**TASK INSTRUCTIONS:**
Scan the listing below. Report each line that includes "Ativado".

· · · · · · ·

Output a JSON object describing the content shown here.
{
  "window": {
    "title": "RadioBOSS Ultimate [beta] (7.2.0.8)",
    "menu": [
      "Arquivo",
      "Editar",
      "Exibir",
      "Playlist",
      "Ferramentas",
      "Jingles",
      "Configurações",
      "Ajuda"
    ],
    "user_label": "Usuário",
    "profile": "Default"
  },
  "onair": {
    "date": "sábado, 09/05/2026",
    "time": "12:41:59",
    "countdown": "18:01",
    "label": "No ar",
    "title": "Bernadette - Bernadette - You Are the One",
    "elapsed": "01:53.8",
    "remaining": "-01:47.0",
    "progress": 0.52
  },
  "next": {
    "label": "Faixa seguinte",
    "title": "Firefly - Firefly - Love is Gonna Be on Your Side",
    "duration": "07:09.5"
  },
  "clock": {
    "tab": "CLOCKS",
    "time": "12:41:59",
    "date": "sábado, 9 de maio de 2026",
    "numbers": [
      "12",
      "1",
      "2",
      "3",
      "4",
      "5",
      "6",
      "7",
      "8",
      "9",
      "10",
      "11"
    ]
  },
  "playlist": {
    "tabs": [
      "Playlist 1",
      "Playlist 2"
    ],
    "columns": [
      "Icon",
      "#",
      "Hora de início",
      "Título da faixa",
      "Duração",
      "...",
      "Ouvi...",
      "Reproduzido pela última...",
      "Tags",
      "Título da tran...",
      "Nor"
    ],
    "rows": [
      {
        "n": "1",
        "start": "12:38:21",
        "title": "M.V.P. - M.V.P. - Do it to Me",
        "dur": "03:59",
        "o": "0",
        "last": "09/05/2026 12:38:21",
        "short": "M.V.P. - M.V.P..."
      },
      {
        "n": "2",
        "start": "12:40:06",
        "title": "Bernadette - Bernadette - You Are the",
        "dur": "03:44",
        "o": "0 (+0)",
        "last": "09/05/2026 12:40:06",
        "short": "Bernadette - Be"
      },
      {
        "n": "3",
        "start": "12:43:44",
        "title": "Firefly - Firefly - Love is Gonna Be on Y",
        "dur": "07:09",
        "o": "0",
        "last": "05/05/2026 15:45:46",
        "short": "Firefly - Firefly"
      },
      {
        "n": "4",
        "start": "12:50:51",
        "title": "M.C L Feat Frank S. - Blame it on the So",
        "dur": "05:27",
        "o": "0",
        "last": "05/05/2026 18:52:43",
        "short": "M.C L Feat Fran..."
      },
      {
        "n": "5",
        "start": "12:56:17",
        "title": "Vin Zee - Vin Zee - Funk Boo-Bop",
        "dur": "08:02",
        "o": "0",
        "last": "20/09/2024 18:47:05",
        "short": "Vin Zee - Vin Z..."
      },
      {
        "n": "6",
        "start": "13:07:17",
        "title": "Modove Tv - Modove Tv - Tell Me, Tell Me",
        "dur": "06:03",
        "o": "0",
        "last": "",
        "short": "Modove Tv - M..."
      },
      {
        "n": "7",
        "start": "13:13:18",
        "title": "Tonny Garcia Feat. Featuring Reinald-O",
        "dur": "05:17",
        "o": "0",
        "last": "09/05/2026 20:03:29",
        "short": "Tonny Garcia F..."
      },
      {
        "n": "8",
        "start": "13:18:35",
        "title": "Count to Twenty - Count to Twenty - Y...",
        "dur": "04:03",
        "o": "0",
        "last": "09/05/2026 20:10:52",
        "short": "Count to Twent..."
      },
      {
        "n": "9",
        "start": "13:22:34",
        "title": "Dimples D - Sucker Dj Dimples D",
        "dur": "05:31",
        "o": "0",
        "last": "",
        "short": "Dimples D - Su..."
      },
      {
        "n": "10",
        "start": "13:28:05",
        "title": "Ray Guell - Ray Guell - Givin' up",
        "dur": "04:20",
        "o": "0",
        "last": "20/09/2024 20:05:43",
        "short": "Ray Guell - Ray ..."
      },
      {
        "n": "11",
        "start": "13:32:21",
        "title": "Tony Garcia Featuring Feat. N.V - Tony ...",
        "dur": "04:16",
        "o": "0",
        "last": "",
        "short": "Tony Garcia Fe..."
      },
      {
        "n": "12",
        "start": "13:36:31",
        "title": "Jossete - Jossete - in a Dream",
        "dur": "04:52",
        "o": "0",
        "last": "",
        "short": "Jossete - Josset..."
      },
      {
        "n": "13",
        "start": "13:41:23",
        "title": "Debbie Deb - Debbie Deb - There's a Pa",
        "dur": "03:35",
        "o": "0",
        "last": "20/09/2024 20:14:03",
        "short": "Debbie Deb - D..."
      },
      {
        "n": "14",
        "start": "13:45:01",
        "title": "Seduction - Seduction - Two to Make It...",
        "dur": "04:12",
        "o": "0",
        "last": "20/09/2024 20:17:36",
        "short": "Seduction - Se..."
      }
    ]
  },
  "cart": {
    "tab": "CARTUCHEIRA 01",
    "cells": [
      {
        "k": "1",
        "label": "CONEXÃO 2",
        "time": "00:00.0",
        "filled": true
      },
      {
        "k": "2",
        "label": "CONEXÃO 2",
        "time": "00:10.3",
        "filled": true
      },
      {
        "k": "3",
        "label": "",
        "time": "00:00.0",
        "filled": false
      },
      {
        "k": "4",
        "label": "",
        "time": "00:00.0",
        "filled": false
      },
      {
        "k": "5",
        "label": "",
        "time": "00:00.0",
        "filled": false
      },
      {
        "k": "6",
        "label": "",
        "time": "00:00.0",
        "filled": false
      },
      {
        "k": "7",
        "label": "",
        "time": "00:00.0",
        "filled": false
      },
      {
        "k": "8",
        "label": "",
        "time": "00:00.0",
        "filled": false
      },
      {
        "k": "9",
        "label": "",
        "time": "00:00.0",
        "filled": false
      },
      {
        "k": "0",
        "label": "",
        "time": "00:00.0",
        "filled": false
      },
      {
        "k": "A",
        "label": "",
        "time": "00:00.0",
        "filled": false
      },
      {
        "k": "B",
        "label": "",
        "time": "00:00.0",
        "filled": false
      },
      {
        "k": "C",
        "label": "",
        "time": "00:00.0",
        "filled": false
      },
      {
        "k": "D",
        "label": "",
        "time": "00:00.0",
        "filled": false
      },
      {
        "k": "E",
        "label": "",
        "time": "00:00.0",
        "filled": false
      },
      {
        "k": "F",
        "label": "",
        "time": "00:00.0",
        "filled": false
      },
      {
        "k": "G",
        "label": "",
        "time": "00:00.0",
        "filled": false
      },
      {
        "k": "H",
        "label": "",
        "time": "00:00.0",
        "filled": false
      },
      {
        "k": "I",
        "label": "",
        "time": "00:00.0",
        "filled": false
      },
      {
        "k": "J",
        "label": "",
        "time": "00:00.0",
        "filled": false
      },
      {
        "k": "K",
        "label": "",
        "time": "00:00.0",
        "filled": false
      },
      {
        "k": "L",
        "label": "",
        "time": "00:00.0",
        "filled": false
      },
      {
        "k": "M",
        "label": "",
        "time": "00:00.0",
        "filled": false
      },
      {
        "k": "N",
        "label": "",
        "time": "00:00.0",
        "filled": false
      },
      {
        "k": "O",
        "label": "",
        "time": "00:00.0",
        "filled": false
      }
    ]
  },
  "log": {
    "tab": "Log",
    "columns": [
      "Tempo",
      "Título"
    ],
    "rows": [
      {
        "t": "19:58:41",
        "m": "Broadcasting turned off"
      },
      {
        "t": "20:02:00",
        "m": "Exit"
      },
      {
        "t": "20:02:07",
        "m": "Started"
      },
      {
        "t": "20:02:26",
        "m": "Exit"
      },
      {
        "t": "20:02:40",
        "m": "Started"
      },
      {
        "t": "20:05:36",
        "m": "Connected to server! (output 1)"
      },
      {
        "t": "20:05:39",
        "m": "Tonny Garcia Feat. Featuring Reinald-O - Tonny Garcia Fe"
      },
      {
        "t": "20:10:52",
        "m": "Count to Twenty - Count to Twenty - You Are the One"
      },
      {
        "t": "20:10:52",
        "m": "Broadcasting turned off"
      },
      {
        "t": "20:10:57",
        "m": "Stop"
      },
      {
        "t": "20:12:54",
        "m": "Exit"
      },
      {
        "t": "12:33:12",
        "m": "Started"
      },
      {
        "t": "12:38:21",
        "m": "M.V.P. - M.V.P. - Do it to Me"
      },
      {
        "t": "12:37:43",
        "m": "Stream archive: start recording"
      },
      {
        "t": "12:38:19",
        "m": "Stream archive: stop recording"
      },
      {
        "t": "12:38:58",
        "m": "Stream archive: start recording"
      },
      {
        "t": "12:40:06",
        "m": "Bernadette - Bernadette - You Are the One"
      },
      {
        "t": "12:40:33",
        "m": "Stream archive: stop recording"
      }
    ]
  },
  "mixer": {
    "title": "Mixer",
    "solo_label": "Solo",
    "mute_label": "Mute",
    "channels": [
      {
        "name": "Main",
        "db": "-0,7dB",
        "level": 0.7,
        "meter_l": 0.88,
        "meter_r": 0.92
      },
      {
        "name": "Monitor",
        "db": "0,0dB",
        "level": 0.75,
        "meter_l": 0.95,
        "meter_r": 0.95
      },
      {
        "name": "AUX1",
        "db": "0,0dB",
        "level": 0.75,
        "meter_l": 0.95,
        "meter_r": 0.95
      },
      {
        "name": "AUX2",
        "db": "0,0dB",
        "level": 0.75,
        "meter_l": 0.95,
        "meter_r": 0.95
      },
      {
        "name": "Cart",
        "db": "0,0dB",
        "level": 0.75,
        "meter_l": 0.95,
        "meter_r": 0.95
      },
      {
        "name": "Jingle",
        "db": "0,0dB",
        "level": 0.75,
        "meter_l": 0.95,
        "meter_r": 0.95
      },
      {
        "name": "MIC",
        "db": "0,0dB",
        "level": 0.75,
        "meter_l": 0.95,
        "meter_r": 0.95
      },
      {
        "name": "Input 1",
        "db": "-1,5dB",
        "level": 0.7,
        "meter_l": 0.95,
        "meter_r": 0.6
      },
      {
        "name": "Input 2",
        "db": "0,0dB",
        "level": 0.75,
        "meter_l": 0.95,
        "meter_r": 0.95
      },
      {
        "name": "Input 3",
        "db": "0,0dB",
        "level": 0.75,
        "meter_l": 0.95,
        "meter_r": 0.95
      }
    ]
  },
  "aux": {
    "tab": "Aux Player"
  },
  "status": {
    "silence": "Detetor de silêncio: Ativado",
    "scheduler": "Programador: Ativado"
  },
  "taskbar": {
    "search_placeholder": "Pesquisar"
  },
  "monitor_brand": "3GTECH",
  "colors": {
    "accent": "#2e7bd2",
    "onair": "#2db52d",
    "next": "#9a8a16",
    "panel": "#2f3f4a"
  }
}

· · · · · · ·

**WRITTEN RESPONSE:**
    "silence": "Detetor de silêncio: Ativado",
    "scheduler": "Programador: Ativado"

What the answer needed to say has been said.